=== TASK OBJECTIVE ===
Tally up the lines carrying the string "Random" and respond with only the resulting number.

=== STORED RECORDS ===

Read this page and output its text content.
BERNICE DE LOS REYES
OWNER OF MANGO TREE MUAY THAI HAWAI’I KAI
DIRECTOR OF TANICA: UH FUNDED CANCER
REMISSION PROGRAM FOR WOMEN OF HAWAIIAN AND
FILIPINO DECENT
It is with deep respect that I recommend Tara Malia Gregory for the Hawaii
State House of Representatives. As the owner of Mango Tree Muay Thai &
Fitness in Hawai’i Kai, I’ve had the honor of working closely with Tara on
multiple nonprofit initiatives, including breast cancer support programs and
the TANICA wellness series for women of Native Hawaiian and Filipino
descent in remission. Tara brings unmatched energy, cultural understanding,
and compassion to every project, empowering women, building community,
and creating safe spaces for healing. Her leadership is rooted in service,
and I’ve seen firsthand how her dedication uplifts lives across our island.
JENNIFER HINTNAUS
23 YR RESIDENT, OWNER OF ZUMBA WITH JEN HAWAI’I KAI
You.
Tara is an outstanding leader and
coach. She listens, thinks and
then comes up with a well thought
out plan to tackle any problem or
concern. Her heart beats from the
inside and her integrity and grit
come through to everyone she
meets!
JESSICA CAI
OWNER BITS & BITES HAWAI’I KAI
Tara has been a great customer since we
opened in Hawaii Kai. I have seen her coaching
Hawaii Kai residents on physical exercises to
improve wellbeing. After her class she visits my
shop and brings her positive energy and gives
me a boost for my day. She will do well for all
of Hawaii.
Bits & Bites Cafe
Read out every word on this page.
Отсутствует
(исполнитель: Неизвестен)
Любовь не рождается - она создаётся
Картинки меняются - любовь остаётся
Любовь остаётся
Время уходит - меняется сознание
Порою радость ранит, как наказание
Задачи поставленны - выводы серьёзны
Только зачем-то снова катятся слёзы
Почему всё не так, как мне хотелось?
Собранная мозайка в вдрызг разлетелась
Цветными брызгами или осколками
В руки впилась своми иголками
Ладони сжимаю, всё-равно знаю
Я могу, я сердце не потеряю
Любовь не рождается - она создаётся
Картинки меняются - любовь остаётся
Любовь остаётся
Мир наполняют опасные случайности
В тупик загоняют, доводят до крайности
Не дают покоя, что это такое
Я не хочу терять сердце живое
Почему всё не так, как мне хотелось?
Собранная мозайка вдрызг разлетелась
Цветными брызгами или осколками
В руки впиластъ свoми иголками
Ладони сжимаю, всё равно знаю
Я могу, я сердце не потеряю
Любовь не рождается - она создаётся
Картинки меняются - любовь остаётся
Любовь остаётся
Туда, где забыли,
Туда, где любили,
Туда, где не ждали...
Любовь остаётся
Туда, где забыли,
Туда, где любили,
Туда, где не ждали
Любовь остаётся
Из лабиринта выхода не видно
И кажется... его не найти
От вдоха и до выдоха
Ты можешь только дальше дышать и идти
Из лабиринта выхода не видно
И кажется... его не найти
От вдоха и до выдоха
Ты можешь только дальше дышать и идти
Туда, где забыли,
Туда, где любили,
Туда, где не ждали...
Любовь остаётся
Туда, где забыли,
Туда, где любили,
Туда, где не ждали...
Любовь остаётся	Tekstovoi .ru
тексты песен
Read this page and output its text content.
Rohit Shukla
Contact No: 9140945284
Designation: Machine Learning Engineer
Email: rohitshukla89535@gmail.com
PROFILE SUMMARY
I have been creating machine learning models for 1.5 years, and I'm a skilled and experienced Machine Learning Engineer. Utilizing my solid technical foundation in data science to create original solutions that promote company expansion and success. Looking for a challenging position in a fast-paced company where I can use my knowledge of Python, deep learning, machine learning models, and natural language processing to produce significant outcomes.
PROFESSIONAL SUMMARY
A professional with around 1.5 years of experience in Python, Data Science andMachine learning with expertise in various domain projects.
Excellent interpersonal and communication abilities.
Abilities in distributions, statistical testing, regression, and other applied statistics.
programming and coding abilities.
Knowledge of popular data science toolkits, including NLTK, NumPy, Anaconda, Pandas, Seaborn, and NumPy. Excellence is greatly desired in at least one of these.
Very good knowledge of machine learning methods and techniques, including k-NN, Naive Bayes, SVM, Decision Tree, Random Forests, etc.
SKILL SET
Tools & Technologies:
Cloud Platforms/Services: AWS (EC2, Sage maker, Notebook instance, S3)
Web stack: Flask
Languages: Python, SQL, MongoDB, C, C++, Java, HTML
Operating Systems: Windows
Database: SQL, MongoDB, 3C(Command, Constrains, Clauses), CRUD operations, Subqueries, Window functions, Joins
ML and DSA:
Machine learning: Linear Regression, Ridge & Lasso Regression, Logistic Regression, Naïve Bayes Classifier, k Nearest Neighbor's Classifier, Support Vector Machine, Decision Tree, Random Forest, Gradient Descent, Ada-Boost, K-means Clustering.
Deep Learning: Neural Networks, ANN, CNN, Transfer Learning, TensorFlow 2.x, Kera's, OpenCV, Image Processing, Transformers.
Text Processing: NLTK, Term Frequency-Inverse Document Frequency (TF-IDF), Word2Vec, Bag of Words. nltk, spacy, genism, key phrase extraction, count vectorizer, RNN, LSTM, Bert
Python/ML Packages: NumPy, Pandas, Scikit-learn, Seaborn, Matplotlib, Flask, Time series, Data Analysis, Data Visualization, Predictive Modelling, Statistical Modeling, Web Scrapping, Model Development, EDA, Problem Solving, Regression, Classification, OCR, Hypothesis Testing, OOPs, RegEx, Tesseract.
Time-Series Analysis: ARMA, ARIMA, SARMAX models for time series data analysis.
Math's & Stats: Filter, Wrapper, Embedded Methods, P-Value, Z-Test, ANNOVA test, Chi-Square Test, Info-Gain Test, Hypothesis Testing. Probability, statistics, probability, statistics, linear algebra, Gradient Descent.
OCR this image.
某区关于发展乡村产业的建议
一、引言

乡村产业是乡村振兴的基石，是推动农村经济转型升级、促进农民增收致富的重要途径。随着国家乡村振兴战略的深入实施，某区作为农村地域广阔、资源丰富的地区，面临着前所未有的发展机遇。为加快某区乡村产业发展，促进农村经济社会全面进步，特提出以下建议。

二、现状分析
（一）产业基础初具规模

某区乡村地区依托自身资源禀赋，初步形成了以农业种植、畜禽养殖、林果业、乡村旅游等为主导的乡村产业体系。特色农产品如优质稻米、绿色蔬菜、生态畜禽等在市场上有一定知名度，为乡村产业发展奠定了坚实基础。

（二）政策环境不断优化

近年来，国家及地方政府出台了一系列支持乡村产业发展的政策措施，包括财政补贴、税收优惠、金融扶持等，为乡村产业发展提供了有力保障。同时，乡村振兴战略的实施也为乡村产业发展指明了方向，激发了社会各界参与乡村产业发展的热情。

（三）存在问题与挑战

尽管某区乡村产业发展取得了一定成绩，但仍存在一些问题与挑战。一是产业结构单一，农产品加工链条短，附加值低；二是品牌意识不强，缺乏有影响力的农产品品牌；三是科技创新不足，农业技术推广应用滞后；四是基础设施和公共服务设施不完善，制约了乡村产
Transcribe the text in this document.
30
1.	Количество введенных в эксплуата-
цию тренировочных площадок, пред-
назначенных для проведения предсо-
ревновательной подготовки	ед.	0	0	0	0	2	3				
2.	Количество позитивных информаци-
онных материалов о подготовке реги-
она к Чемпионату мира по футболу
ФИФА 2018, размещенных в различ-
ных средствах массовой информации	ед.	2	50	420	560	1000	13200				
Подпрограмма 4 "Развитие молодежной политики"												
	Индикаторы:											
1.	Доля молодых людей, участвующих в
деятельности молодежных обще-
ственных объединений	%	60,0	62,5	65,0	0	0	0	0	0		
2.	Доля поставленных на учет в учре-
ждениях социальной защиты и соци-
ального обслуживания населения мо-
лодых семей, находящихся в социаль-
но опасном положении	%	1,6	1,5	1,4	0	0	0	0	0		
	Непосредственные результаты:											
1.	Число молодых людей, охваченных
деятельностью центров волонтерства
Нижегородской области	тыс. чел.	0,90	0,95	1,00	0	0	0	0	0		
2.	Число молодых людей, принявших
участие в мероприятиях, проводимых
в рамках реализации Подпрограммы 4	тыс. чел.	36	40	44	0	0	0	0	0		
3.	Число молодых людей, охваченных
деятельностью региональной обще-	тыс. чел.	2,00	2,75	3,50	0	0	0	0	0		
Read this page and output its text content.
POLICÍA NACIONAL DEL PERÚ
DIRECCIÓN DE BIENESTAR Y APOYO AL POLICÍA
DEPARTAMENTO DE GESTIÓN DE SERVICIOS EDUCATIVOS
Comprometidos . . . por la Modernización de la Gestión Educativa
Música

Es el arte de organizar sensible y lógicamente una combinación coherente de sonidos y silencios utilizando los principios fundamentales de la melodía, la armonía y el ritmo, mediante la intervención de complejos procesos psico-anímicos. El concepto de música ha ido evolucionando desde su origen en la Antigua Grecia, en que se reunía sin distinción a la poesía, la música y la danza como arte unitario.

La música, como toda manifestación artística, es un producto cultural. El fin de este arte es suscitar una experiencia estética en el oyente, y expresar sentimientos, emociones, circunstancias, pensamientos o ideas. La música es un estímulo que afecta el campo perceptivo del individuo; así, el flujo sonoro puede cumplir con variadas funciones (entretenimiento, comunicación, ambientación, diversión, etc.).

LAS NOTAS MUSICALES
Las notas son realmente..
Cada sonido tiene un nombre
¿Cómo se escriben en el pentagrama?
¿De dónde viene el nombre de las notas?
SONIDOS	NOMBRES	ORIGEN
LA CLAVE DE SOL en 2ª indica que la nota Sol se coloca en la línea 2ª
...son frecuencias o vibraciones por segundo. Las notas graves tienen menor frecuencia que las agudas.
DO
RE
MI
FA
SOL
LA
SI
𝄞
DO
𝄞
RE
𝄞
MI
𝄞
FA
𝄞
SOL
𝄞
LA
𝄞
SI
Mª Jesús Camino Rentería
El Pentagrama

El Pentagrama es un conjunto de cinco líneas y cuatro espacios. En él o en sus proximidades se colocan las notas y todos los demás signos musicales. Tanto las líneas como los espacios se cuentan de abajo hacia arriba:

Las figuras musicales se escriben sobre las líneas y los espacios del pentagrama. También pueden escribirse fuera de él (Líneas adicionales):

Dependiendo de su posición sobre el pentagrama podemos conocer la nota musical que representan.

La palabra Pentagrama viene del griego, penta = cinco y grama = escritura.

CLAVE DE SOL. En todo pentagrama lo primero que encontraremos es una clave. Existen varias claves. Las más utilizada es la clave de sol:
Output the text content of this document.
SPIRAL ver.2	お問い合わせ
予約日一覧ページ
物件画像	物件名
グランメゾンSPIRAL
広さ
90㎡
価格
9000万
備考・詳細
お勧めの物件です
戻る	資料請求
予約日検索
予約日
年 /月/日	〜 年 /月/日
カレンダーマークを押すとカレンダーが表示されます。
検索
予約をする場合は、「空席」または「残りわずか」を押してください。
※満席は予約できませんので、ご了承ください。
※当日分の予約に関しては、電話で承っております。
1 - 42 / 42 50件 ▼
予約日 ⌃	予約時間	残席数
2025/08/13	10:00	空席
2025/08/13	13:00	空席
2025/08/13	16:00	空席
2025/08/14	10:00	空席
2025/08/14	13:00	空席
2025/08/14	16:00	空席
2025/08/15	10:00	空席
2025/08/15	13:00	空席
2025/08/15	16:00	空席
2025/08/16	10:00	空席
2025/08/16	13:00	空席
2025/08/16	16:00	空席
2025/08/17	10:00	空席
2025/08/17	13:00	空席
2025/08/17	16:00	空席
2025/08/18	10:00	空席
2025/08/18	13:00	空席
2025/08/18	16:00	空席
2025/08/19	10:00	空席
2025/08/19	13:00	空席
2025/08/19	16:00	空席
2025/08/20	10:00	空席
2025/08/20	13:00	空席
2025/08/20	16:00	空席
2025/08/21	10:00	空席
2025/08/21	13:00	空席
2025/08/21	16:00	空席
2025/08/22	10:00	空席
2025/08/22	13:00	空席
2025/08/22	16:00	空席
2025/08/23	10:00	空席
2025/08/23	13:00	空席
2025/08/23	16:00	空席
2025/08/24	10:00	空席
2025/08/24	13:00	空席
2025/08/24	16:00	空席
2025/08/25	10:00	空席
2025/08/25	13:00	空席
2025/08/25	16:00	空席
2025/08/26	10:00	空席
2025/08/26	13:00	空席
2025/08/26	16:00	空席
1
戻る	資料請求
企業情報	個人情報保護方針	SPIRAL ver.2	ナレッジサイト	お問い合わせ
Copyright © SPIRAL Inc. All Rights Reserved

=== ANSWER TO THIS PROBLEM ===
2